--- PAGE EXTRACT ---
========================

[Bioc-devel] any interest in a BiocMatrix core package?

Wed Nov 1 22:13:54 CET 2017

Probably way easier to add the generics to the Matrix package and everyone
just depends on that.

On Wed, Nov 1, 2017 at 1:59 PM, Hervé Pagès <hpages at fredhutch.org> wrote:

> That's probably a good idea but a clean solution would need to
> involve all players, including the Matrix package. Right now there
> are conflicts for some S4 generics defined in Matrix and in
> BiocGenerics (e.g. rowSums). I'm not sure that moving rowSums from
> BiocGenerics to a new MatrixGenerics package would address this.
> Unless MatrixGenerics is on CRAN and Matrix depends on it ;-)

========================

--- INSTRUCTION A ---
Copy the stretch of the listing from the line containing "period-to-field[interactable]: [311, 192, 406, 209]" through the line containing "sum-of-label: The Sum of: [452, 441, 526, 455]", keeping both of those lines.
--- INSTRUCTION B ---
Write the next part of the mailing-list thread about moving S4 generics like rowSums into a shared package, picking up after its last sentence.
The mailing-list thread and the listing are unrelated material.

========================

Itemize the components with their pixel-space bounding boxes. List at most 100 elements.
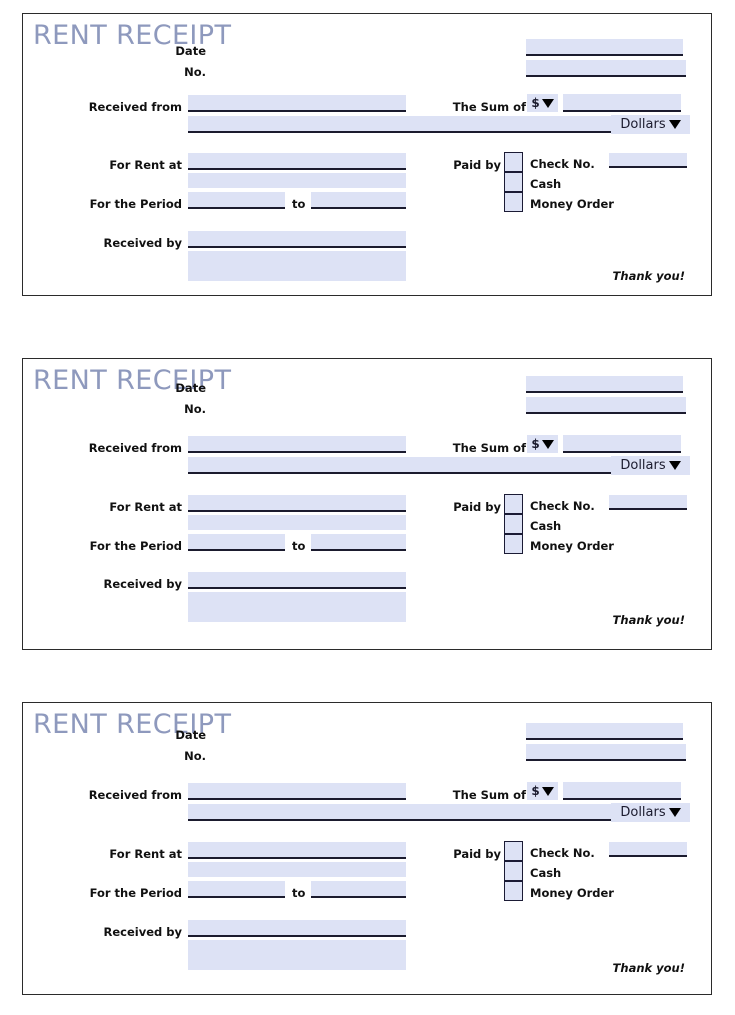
period-to-field[interactable]: [311, 192, 406, 209]
period-separator-to: to: [292, 886, 306, 900]
payment-method-label-cash: Cash: [530, 866, 562, 880]
payment-method-label-cash: Cash: [530, 519, 562, 533]
rent-receipt-card-3: RENT RECEIPT Date No. Received from The …: [22, 702, 712, 995]
date-field[interactable]: [526, 376, 683, 393]
received-by-label: Received by: [103, 236, 182, 250]
received-by-field-line2[interactable]: [188, 251, 406, 281]
rent-receipt-card-2: RENT RECEIPT Date No. Received from The …: [22, 358, 712, 650]
sum-of-label: The Sum of: [452, 788, 526, 802]
sum-of-label: The Sum of: [452, 441, 526, 455]
for-rent-at-field-line2[interactable]: [188, 515, 406, 530]
date-label: Date: [175, 381, 206, 395]
currency-symbol-dropdown[interactable]: $: [527, 94, 558, 112]
check-number-field[interactable]: [609, 153, 687, 168]
currency-symbol-text: $: [531, 437, 540, 451]
currency-unit-text: Dollars: [620, 805, 666, 820]
paid-by-label: Paid by: [453, 847, 501, 861]
for-rent-at-field-line2[interactable]: [188, 173, 406, 188]
checkbox-money-order[interactable]: [504, 881, 523, 901]
triangle-down-icon: [541, 439, 554, 449]
payment-method-label-money-order: Money Order: [530, 539, 614, 553]
currency-unit-dropdown[interactable]: Dollars: [611, 803, 690, 822]
currency-symbol-dropdown[interactable]: $: [527, 782, 558, 800]
paid-by-label: Paid by: [453, 500, 501, 514]
rent-receipt-card-1: RENT RECEIPT Date No. Received from The …: [22, 13, 712, 296]
payment-method-label-money-order: Money Order: [530, 197, 614, 211]
date-label: Date: [175, 44, 206, 58]
received-by-label: Received by: [103, 925, 182, 939]
currency-unit-dropdown[interactable]: Dollars: [611, 115, 690, 134]
triangle-down-icon: [668, 120, 681, 129]
checkbox-cash[interactable]: [504, 172, 523, 192]
paid-by-label: Paid by: [453, 158, 501, 172]
received-by-field-line2[interactable]: [188, 592, 406, 622]
for-the-period-label: For the Period: [89, 197, 182, 211]
amount-in-words-field[interactable]: [188, 116, 612, 133]
for-the-period-label: For the Period: [89, 539, 182, 553]
thank-you-footer: Thank you!: [612, 269, 685, 283]
amount-field[interactable]: [563, 782, 681, 800]
received-from-field[interactable]: [188, 95, 406, 112]
sum-of-label: The Sum of: [452, 100, 526, 114]
number-field[interactable]: [526, 60, 686, 77]
received-from-field[interactable]: [188, 783, 406, 800]
checkbox-check[interactable]: [504, 152, 523, 172]
amount-field[interactable]: [563, 435, 681, 453]
period-from-field[interactable]: [188, 881, 285, 898]
date-field[interactable]: [526, 39, 683, 56]
currency-unit-dropdown[interactable]: Dollars: [611, 456, 690, 475]
amount-field[interactable]: [563, 94, 681, 112]
for-rent-at-field-line2[interactable]: [188, 862, 406, 877]
number-label: No.: [184, 402, 206, 416]
currency-unit-text: Dollars: [620, 458, 666, 473]
checkbox-money-order[interactable]: [504, 534, 523, 554]
received-by-field-line2[interactable]: [188, 940, 406, 970]
for-rent-at-label: For Rent at: [109, 847, 182, 861]
received-by-field[interactable]: [188, 572, 406, 589]
check-number-field[interactable]: [609, 495, 687, 510]
check-number-field[interactable]: [609, 842, 687, 857]
currency-symbol-text: $: [531, 784, 540, 798]
checkbox-check[interactable]: [504, 841, 523, 861]
thank-you-footer: Thank you!: [612, 961, 685, 975]
period-to-field[interactable]: [311, 534, 406, 551]
payment-method-label-money-order: Money Order: [530, 886, 614, 900]
date-field[interactable]: [526, 723, 683, 740]
triangle-down-icon: [668, 808, 681, 817]
checkbox-cash[interactable]: [504, 861, 523, 881]
checkbox-check[interactable]: [504, 494, 523, 514]
checkbox-cash[interactable]: [504, 514, 523, 534]
amount-in-words-field[interactable]: [188, 457, 612, 474]
received-from-field[interactable]: [188, 436, 406, 453]
payment-method-label-check: Check No.: [530, 157, 595, 171]
triangle-down-icon: [541, 786, 554, 796]
received-from-label: Received from: [88, 441, 182, 455]
currency-symbol-dropdown[interactable]: $: [527, 435, 558, 453]
for-rent-at-field[interactable]: [188, 495, 406, 512]
received-from-label: Received from: [88, 788, 182, 802]
period-separator-to: to: [292, 539, 306, 553]
for-rent-at-label: For Rent at: [109, 158, 182, 172]
thank-you-footer: Thank you!: [612, 613, 685, 627]
period-separator-to: to: [292, 197, 306, 211]
number-label: No.: [184, 749, 206, 763]
payment-method-label-check: Check No.: [530, 846, 595, 860]
number-field[interactable]: [526, 397, 686, 414]
payment-method-label-cash: Cash: [530, 177, 562, 191]
checkbox-money-order[interactable]: [504, 192, 523, 212]
period-from-field[interactable]: [188, 534, 285, 551]
date-label: Date: [175, 728, 206, 742]
currency-symbol-text: $: [531, 96, 540, 110]
for-rent-at-label: For Rent at: [109, 500, 182, 514]
received-by-field[interactable]: [188, 920, 406, 937]
for-rent-at-field[interactable]: [188, 153, 406, 170]
received-by-label: Received by: [103, 577, 182, 591]
received-by-field[interactable]: [188, 231, 406, 248]
payment-method-label-check: Check No.: [530, 499, 595, 513]
period-to-field[interactable]: [311, 881, 406, 898]
for-rent-at-field[interactable]: [188, 842, 406, 859]
period-from-field[interactable]: [188, 192, 285, 209]
number-field[interactable]: [526, 744, 686, 761]
amount-in-words-field[interactable]: [188, 804, 612, 821]
received-from-label: Received from: [88, 100, 182, 114]
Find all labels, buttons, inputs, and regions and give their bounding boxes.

========================

--- RESPONSE A ---
period-to-field[interactable]: [311, 192, 406, 209]
period-separator-to: to: [292, 886, 306, 900]
payment-method-label-cash: Cash: [530, 866, 562, 880]
payment-method-label-cash: Cash: [530, 519, 562, 533]
rent-receipt-card-3: RENT RECEIPT Date No. Received from The …: [22, 702, 712, 995]
date-field[interactable]: [526, 376, 683, 393]
received-by-label: Received by: [103, 236, 182, 250]
received-by-field-line2[interactable]: [188, 251, 406, 281]
rent-receipt-card-2: RENT RECEIPT Date No. Received from The …: [22, 358, 712, 650]
sum-of-label: The Sum of: [452, 788, 526, 802]
sum-of-label: The Sum of: [452, 441, 526, 455]

--- RESPONSE B ---
>
> How likely is this to happen?
>
> H.
>
>
> On 11/01/2017 01:44 PM, Peter Hickey wrote:
>
>> I think that's a good idea, Kylie.
>> Pete (DelayedMatrixStats developer)
>>
>> On Thu., 2 Nov. 2017, 6:09 am Kasper Daniel Hansen, <
>> kasperdanielhansen at gmail.com> wrote:
>>
>> I think it makes sense. A lot of sense. Might be useful to involve Henrik
>>> (matrixStats) as well.
>>>
>>> Who are the players, apart from DelayedArray/DelayedMatrixStats and
>>> matter?
>>> (and some very old stuff in Biobase which should really be deprecated in
>>> favor of matrixStats).
>>>
>>> Best,
>>> Kasper
>>>
>>> On Wed, Nov 1, 2017 at 3:03 PM, Bemis, Kylie <k.bemis at northeastern.edu>
>>> wrote:
>>>
>>> Hi all,
>>>>
>>>> To continue a variant of this conversation, with the latest BioC
>>>> release,
>>>> we now have quite a few packages that are implementing various
>>>> matrix-related S4 generic functions, many of them relying on matrixStats
>>>>
>>> as
>>>
>>>> a template.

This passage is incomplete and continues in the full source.